— start Records supplied —
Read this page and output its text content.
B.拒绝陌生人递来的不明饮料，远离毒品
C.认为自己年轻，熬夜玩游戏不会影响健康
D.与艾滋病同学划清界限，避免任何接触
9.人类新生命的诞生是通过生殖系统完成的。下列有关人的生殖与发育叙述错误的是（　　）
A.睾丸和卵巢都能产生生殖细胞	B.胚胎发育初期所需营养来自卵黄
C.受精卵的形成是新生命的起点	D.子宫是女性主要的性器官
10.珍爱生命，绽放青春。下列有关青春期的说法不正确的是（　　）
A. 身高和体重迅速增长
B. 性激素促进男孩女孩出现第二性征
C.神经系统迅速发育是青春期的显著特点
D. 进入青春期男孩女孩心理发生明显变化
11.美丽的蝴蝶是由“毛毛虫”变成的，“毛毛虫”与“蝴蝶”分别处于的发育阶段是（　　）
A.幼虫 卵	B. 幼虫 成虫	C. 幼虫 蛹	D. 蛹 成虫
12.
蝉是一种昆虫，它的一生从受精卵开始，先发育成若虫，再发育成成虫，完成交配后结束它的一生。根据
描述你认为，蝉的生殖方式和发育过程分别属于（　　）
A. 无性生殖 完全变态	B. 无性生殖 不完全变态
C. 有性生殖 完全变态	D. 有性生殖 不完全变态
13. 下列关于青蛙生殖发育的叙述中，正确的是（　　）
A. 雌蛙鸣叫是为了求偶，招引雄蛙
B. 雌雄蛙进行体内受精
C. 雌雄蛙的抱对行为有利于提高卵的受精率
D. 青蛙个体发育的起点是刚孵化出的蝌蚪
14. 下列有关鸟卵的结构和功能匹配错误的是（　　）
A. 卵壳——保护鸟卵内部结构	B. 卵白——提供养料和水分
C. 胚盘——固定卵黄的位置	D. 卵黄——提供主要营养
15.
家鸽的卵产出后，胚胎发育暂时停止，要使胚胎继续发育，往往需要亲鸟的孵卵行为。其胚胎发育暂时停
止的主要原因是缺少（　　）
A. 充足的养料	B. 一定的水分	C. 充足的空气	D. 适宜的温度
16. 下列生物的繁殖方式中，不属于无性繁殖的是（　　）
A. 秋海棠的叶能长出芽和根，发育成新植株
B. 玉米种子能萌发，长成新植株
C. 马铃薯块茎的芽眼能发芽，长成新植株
— end Records supplied —
:: The request ::
Copy down the material exactly as written.

:: Exercise response ::
Read this page and output its text content.
B.拒绝陌生人递来的不明饮料，远离毒品
C.认为自己年轻，熬夜玩游戏不会影响健康
D.与艾滋病同学划清界限，避免任何接触
9.人类新生命的诞生是通过生殖系统完成的。下列有关人的生殖与发育叙述错误的是（　　）
A.睾丸和卵巢都能产生生殖细胞	B.胚胎发育初期所需营养来自卵黄
C.受精卵的形成是新生命的起点	D.子宫是女性主要的性器官
10.珍爱生命，绽放青春。下列有关青春期的说法不正确的是（　　）
A. 身高和体重迅速增长
B. 性激素促进男孩女孩出现第二性征
C.神经系统迅速发育是青春期的显著特点
D. 进入青春期男孩女孩心理发生明显变化
11.美丽的蝴蝶是由“毛毛虫”变成的，“毛毛虫”与“蝴蝶”分别处于的发育阶段是（　　）
A.幼虫 卵	B. 幼虫 成虫	C. 幼虫 蛹	D. 蛹 成虫
12.
蝉是一种昆虫，它的一生从受精卵开始，先发育成若虫，再发育成成虫，完成交配后结束它的一生。根据
描述你认为，蝉的生殖方式和发育过程分别属于（　　）
A. 无性生殖 完全变态	B. 无性生殖 不完全变态
C. 有性生殖 完全变态	D. 有性生殖 不完全变态
13. 下列关于青蛙生殖发育的叙述中，正确的是（　　）
A. 雌蛙鸣叫是为了求偶，招引雄蛙
B. 雌雄蛙进行体内受精
C. 雌雄蛙的抱对行为有利于提高卵的受精率
D. 青蛙个体发育的起点是刚孵化出的蝌蚪
14. 下列有关鸟卵的结构和功能匹配错误的是（　　）
A. 卵壳——保护鸟卵内部结构	B. 卵白——提供养料和水分
C. 胚盘——固定卵黄的位置	D. 卵黄——提供主要营养
15.
家鸽的卵产出后，胚胎发育暂时停止，要使胚胎继续发育，往往需要亲鸟的孵卵行为。其胚胎发育暂时停
止的主要原因是缺少（　　）
A. 充足的养料	B. 一定的水分	C. 充足的空气	D. 适宜的温度
16. 下列生物的繁殖方式中，不属于无性繁殖的是（　　）
A. 秋海棠的叶能长出芽和根，发育成新植株
B. 玉米种子能萌发，长成新植株
C. 马铃薯块茎的芽眼能发芽，长成新植株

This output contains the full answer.